- Directions -
Extract all lines in the data that contain the word "Magnitude".

___ Exercise data

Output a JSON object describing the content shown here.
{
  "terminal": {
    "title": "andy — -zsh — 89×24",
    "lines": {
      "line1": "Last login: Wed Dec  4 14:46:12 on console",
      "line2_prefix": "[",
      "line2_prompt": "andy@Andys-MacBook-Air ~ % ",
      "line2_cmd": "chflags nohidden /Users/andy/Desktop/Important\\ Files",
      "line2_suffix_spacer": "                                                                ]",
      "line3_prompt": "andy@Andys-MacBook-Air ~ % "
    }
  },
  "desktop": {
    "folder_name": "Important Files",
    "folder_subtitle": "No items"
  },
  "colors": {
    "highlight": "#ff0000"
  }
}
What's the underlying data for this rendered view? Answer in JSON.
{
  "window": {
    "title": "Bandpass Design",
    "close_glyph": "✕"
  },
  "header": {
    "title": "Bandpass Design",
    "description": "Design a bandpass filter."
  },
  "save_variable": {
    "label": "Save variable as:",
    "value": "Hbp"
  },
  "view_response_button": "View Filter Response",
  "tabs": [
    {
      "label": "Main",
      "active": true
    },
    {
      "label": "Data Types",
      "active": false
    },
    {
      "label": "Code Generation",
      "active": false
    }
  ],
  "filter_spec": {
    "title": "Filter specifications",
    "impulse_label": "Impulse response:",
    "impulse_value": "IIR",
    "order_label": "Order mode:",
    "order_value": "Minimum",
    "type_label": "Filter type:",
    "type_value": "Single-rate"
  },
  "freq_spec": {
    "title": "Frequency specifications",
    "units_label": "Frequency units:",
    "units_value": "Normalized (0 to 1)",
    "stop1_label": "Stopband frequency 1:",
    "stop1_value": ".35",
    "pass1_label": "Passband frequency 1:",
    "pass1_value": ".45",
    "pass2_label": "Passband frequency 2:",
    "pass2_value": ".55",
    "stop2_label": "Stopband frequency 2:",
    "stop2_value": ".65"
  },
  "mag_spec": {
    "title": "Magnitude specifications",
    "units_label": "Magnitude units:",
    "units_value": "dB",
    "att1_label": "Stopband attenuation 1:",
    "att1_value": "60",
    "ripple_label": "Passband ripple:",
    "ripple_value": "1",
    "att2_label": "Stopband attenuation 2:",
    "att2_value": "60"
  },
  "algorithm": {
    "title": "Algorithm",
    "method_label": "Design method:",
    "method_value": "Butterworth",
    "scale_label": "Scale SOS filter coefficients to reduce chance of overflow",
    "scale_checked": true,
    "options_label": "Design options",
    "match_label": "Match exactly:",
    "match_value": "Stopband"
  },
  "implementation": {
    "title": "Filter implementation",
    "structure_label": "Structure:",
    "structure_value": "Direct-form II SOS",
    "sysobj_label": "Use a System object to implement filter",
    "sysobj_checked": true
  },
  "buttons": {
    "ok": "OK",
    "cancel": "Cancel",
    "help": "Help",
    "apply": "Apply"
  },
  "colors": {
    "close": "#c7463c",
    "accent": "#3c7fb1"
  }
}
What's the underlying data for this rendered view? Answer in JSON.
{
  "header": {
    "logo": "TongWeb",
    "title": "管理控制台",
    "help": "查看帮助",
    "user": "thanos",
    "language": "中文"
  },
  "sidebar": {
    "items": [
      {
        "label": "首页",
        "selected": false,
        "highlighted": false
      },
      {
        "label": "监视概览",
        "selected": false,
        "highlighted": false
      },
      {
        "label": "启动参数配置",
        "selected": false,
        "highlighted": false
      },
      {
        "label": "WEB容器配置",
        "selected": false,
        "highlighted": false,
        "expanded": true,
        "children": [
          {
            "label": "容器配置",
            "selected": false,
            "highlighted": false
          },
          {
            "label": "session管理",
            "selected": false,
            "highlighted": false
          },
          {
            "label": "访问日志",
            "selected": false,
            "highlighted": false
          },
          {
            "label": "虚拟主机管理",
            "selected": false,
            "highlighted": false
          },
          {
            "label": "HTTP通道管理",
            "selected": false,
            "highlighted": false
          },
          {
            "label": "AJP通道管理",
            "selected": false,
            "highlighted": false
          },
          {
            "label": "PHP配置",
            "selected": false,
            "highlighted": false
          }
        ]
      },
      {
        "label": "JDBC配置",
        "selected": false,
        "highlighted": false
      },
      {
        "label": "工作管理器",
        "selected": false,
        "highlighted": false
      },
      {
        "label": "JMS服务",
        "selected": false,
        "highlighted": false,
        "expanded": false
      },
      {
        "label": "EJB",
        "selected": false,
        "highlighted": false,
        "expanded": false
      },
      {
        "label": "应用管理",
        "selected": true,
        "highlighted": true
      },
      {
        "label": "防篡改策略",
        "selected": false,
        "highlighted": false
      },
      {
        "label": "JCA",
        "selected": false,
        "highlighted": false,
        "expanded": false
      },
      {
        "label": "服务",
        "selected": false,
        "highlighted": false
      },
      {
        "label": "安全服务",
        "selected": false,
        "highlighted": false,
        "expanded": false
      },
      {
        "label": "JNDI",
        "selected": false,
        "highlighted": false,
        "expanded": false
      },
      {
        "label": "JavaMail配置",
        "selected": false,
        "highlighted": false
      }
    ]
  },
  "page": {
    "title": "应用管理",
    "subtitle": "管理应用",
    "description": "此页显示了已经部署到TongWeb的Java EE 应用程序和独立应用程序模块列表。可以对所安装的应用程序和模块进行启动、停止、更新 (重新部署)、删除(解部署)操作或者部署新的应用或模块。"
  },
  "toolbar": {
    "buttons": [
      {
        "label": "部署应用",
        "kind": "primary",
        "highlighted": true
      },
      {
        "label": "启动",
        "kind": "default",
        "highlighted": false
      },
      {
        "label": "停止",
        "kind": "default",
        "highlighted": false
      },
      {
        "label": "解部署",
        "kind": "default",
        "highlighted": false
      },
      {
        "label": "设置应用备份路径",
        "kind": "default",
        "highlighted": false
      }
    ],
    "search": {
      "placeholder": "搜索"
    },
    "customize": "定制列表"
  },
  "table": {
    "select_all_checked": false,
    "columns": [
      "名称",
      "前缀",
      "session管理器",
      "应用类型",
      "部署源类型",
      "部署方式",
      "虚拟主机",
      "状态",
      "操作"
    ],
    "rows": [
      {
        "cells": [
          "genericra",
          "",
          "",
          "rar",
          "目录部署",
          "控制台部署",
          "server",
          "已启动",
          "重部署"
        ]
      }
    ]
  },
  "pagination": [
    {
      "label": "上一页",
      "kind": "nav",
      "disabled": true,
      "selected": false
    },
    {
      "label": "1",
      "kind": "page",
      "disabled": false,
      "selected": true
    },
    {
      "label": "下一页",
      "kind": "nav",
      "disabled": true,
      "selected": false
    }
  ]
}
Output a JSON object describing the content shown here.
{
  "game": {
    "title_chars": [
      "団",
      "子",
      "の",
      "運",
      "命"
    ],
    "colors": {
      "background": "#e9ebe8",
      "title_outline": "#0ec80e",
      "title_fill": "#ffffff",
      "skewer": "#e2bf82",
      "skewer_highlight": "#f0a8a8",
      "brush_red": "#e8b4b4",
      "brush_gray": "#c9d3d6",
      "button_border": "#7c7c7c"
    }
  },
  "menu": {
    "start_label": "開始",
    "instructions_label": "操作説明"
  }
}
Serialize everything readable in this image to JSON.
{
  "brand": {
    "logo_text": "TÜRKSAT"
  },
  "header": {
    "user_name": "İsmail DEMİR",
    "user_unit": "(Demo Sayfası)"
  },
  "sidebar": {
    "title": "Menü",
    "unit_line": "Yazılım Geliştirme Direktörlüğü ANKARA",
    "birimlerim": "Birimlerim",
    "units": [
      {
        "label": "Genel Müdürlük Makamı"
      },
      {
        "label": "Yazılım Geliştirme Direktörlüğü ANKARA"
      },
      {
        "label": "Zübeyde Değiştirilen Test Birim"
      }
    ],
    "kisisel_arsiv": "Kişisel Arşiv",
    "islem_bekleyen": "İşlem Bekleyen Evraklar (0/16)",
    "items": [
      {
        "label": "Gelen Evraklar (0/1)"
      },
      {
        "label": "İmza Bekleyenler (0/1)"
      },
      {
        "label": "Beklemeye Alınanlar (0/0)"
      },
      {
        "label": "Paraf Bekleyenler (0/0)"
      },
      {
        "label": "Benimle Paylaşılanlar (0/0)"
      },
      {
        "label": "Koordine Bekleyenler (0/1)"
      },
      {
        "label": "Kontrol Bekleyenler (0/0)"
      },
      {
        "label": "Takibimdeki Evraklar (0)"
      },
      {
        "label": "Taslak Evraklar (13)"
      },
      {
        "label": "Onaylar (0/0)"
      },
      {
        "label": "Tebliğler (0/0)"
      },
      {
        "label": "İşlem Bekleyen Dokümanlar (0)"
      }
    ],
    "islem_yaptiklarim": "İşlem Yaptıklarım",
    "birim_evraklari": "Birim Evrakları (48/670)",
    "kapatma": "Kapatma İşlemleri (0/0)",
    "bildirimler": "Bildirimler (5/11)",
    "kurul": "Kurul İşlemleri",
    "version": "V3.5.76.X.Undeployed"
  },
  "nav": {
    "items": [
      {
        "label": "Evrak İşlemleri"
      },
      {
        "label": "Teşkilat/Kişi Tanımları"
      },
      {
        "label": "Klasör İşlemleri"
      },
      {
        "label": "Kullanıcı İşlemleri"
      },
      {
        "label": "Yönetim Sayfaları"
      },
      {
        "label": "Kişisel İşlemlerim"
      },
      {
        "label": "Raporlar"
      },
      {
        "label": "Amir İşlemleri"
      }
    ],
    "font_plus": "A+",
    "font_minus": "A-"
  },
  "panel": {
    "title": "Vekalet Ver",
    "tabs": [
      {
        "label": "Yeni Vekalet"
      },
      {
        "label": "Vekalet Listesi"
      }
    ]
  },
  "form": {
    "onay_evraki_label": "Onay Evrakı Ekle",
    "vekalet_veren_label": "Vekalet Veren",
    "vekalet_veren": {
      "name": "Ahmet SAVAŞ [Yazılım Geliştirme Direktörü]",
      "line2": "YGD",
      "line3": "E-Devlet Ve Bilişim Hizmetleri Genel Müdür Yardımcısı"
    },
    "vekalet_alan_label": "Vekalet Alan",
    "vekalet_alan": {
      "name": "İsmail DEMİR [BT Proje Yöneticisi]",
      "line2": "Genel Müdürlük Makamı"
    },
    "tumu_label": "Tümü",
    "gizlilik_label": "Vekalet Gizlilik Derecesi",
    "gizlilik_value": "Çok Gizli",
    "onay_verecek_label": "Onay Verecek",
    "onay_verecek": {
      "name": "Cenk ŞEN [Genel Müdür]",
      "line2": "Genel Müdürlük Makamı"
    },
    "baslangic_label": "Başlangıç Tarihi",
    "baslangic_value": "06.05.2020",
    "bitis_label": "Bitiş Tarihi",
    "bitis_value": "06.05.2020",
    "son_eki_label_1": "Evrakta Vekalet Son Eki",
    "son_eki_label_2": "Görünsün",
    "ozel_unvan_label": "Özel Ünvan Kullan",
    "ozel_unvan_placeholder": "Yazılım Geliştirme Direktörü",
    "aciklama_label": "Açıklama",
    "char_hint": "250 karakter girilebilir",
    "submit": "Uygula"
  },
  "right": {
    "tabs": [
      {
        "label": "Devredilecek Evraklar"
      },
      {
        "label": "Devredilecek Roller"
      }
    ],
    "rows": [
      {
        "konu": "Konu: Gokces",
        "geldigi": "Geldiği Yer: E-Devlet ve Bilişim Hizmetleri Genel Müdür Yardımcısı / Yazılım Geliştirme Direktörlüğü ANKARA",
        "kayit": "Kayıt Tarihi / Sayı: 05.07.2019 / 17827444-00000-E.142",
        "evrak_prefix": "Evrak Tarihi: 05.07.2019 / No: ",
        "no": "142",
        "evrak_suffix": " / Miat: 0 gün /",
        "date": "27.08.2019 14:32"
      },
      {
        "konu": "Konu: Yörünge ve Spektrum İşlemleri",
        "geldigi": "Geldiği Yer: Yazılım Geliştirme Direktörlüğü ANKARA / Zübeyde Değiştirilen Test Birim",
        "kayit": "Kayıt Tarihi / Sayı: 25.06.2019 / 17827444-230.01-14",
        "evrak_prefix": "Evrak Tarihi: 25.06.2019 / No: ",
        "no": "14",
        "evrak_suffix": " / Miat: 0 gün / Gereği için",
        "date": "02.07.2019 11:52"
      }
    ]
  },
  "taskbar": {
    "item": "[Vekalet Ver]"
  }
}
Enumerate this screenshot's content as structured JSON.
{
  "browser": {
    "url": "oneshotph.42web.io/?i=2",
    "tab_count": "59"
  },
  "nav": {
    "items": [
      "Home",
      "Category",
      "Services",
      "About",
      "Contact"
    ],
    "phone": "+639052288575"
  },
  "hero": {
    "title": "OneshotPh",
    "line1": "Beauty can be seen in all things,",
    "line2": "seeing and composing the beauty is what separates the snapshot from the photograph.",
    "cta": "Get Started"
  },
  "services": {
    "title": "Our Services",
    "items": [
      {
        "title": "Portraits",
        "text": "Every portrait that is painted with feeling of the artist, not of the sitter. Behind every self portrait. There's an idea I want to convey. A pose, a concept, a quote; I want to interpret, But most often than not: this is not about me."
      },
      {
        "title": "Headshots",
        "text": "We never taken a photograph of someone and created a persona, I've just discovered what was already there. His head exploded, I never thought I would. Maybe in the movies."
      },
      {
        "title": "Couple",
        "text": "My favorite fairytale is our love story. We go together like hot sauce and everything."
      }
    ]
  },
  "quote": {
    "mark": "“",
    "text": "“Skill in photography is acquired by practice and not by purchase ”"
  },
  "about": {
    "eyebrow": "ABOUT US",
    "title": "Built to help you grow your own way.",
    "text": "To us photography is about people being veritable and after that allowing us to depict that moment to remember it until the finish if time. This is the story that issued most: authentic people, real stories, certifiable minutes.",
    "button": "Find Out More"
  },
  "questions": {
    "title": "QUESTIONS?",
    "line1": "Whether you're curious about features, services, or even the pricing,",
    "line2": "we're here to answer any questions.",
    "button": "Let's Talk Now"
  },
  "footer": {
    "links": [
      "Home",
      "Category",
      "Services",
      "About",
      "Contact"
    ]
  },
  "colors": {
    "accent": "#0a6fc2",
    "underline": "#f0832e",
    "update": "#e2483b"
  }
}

______

- Final result -
    "title": "Magnitude specifications",
    "units_label": "Magnitude units:",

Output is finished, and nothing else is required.